## Aim of the exercise
Print out every line, exactly as written.

++++ Supplied data

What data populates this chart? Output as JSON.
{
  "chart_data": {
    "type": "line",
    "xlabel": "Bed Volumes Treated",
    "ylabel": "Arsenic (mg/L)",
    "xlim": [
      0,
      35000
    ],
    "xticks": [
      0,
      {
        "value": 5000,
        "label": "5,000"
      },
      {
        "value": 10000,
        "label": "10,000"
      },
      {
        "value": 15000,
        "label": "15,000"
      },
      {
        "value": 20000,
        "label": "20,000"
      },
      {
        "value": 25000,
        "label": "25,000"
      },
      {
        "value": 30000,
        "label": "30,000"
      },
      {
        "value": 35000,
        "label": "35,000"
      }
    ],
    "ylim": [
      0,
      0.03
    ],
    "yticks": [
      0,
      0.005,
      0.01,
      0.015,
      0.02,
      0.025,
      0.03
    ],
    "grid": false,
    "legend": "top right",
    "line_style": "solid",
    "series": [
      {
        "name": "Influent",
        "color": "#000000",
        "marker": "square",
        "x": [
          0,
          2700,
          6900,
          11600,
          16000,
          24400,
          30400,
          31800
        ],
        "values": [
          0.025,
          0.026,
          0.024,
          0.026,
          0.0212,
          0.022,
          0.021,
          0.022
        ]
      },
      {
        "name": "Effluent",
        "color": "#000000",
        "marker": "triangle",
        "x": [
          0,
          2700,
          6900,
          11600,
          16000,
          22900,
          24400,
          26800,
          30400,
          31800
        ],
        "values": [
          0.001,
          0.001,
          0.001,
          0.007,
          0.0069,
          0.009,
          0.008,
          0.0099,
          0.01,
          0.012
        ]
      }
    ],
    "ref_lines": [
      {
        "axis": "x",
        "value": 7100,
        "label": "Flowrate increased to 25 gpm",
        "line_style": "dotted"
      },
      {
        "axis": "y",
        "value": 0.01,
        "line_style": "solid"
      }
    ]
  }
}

++++++++

## Result below
What data populates this chart? Output as JSON.
{
  "chart_data": {
    "type": "line",
    "xlabel": "Bed Volumes Treated",
    "ylabel": "Arsenic (mg/L)",
    "xlim": [
      0,
      35000
    ],
    "xticks": [
      0,
      {
        "value": 5000,
        "label": "5,000"
      },
      {
        "value": 10000,
        "label": "10,000"
      },
      {
        "value": 15000,
        "label": "15,000"
      },
      {
        "value": 20000,
        "label": "20,000"
      },
      {
        "value": 25000,
        "label": "25,000"
      },
      {
        "value": 30000,
        "label": "30,000"
      },
      {
        "value": 35000,
        "label": "35,000"
      }
    ],
    "ylim": [
      0,
      0.03
    ],
    "yticks": [
      0,
      0.005,
      0.01,
      0.015,
      0.02,
      0.025,
      0.03
    ],
    "grid": false,
    "legend": "top right",
    "line_style": "solid",
    "series": [
      {
        "name": "Influent",
        "color": "#000000",
        "marker": "square",
        "x": [
          0,
          2700,
          6900,
          11600,
          16000,
          24400,
          30400,
          31800
        ],
        "values": [
          0.025,
          0.026,
          0.024,
          0.026,
          0.0212,
          0.022,
          0.021,
          0.022
        ]
      },
      {
        "name": "Effluent",
        "color": "#000000",
        "marker": "triangle",
        "x": [
          0,
          2700,
          6900,
          11600,
          16000,
          22900,
          24400,
          26800,
          30400,
          31800
        ],
        "values": [
          0.001,
          0.001,
          0.001,
          0.007,
          0.0069,
          0.009,
          0.008,
          0.0099,
          0.01,
          0.012
        ]
      }
    ],
    "ref_lines": [
      {
        "axis": "x",
        "value": 7100,
        "label": "Flowrate increased to 25 gpm",
        "line_style": "dotted"
      },
      {
        "axis": "y",
        "value": 0.01,
        "line_style": "solid"
      }
    ]
  }
}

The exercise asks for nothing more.